> WORK REQUIRED
Output the entries below exactly as written, omitting pictures.

[Saved entries]
*****
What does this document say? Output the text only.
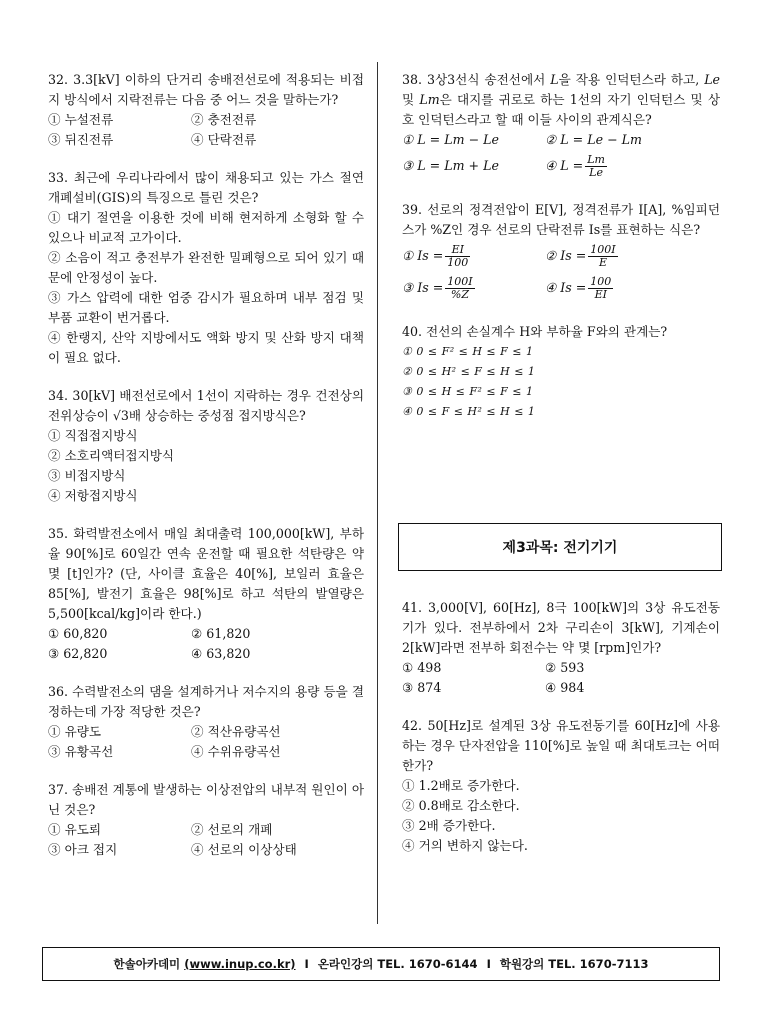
32. 3.3[kV] 이하의 단거리 송배전선로에 적용되는 비접지 방식에서 지락전류는 다음 중 어느 것을 말하는가?
① 누설전류	② 충전전류
③ 뒤진전류	④ 단락전류
33. 최근에 우리나라에서 많이 채용되고 있는 가스 절연 개폐설비(GIS)의 특징으로 틀린 것은?
① 대기 절연을 이용한 것에 비해 현저하게 소형화 할 수 있으나 비교적 고가이다.
② 소음이 적고 충전부가 완전한 밀폐형으로 되어 있기 때문에 안정성이 높다.
③ 가스 압력에 대한 엄중 감시가 필요하며 내부 점검 및 부품 교환이 번거롭다.
④ 한랭지, 산악 지방에서도 액화 방지 및 산화 방지 대책이 필요 없다.
34. 30[kV] 배전선로에서 1선이 지락하는 경우 건전상의 전위상승이 √3배 상승하는 중성점 접지방식은?
① 직접접지방식
② 소호리액터접지방식
③ 비접지방식
④ 저항접지방식
35. 화력발전소에서 매일 최대출력 100,000[kW], 부하율 90[%]로 60일간 연속 운전할 때 필요한 석탄량은 약 몇 [t]인가? (단, 사이클 효율은 40[%], 보일러 효율은 85[%], 발전기 효율은 98[%]로 하고 석탄의 발열량은 5,500[kcal/kg]이라 한다.)
① 60,820	② 61,820
③ 62,820	④ 63,820
36. 수력발전소의 댐을 설계하거나 저수지의 용량 등을 결정하는데 가장 적당한 것은?
① 유량도	② 적산유량곡선
③ 유황곡선	④ 수위유량곡선
37. 송배전 계통에 발생하는 이상전압의 내부적 원인이 아닌 것은?
① 유도뢰	② 선로의 개폐
③ 아크 접지	④ 선로의 이상상태
38. 3상3선식 송전선에서 L을 작용 인덕턴스라 하고, Le 및 Lm은 대지를 귀로로 하는 1선의 자기 인덕턴스 및 상호 인덕턴스라고 할 때 이들 사이의 관계식은?
① L = Lm − Le	② L = Le − Lm
③ L = Lm + Le	④ $L = \frac{Lm}{Le}$
39. 선로의 정격전압이 E[V], 정격전류가 I[A], %임피던스가 %Z인 경우 선로의 단락전류 Is를 표현하는 식은?
① $Is = \frac{EI}{100}$	② $Is = \frac{100I}{E}$
③ $Is = \frac{100I}{\%Z}$	④ $Is = \frac{100}{EI}$
40. 전선의 손실계수 H와 부하율 F와의 관계는?
① 0 ≤ F² ≤ H ≤ F ≤ 1
② 0 ≤ H² ≤ F ≤ H ≤ 1
③ 0 ≤ H ≤ F² ≤ F ≤ 1
④ 0 ≤ F ≤ H² ≤ H ≤ 1
제3과목: 전기기기
41. 3,000[V], 60[Hz], 8극 100[kW]의 3상 유도전동기가 있다. 전부하에서 2차 구리손이 3[kW], 기계손이 2[kW]라면 전부하 회전수는 약 몇 [rpm]인가?
① 498	② 593
③ 874	④ 984
42. 50[Hz]로 설계된 3상 유도전동기를 60[Hz]에 사용하는 경우 단자전압을 110[%]로 높일 때 최대토크는 어떠한가?
① 1.2배로 증가한다.
② 0.8배로 감소한다.
③ 2배 증가한다.
④ 거의 변하지 않는다.
한솔아카데미
(www.inup.co.kr) I 온라인강의 TEL. 1670-6144 I 학원강의 TEL. 1670-7113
*****
> OUTPUT
What does this document say? Output the text only.
32. 3.3[kV] 이하의 단거리 송배전선로에 적용되는 비접지 방식에서 지락전류는 다음 중 어느 것을 말하는가?
① 누설전류	② 충전전류
③ 뒤진전류	④ 단락전류
33. 최근에 우리나라에서 많이 채용되고 있는 가스 절연 개폐설비(GIS)의 특징으로 틀린 것은?
① 대기 절연을 이용한 것에 비해 현저하게 소형화 할 수 있으나 비교적 고가이다.
② 소음이 적고 충전부가 완전한 밀폐형으로 되어 있기 때문에 안정성이 높다.
③ 가스 압력에 대한 엄중 감시가 필요하며 내부 점검 및 부품 교환이 번거롭다.
④ 한랭지, 산악 지방에서도 액화 방지 및 산화 방지 대책이 필요 없다.
34. 30[kV] 배전선로에서 1선이 지락하는 경우 건전상의 전위상승이 √3배 상승하는 중성점 접지방식은?
① 직접접지방식
② 소호리액터접지방식
③ 비접지방식
④ 저항접지방식
35. 화력발전소에서 매일 최대출력 100,000[kW], 부하율 90[%]로 60일간 연속 운전할 때 필요한 석탄량은 약 몇 [t]인가? (단, 사이클 효율은 40[%], 보일러 효율은 85[%], 발전기 효율은 98[%]로 하고 석탄의 발열량은 5,500[kcal/kg]이라 한다.)
① 60,820	② 61,820
③ 62,820	④ 63,820
36. 수력발전소의 댐을 설계하거나 저수지의 용량 등을 결정하는데 가장 적당한 것은?
① 유량도	② 적산유량곡선
③ 유황곡선	④ 수위유량곡선
37. 송배전 계통에 발생하는 이상전압의 내부적 원인이 아닌 것은?
① 유도뢰	② 선로의 개폐
③ 아크 접지	④ 선로의 이상상태
38. 3상3선식 송전선에서 L을 작용 인덕턴스라 하고, Le 및 Lm은 대지를 귀로로 하는 1선의 자기 인덕턴스 및 상호 인덕턴스라고 할 때 이들 사이의 관계식은?
① L = Lm − Le	② L = Le − Lm
③ L = Lm + Le	④ $L = \frac{Lm}{Le}$
39. 선로의 정격전압이 E[V], 정격전류가 I[A], %임피던스가 %Z인 경우 선로의 단락전류 Is를 표현하는 식은?
① $Is = \frac{EI}{100}$	② $Is = \frac{100I}{E}$
③ $Is = \frac{100I}{\%Z}$	④ $Is = \frac{100}{EI}$
40. 전선의 손실계수 H와 부하율 F와의 관계는?
① 0 ≤ F² ≤ H ≤ F ≤ 1
② 0 ≤ H² ≤ F ≤ H ≤ 1
③ 0 ≤ H ≤ F² ≤ F ≤ 1
④ 0 ≤ F ≤ H² ≤ H ≤ 1
제3과목: 전기기기
41. 3,000[V], 60[Hz], 8극 100[kW]의 3상 유도전동기가 있다. 전부하에서 2차 구리손이 3[kW], 기계손이 2[kW]라면 전부하 회전수는 약 몇 [rpm]인가?
① 498	② 593
③ 874	④ 984
42. 50[Hz]로 설계된 3상 유도전동기를 60[Hz]에 사용하는 경우 단자전압을 110[%]로 높일 때 최대토크는 어떠한가?
① 1.2배로 증가한다.
② 0.8배로 감소한다.
③ 2배 증가한다.
④ 거의 변하지 않는다.
한솔아카데미
(www.inup.co.kr) I 온라인강의 TEL. 1670-6144 I 학원강의 TEL. 1670-7113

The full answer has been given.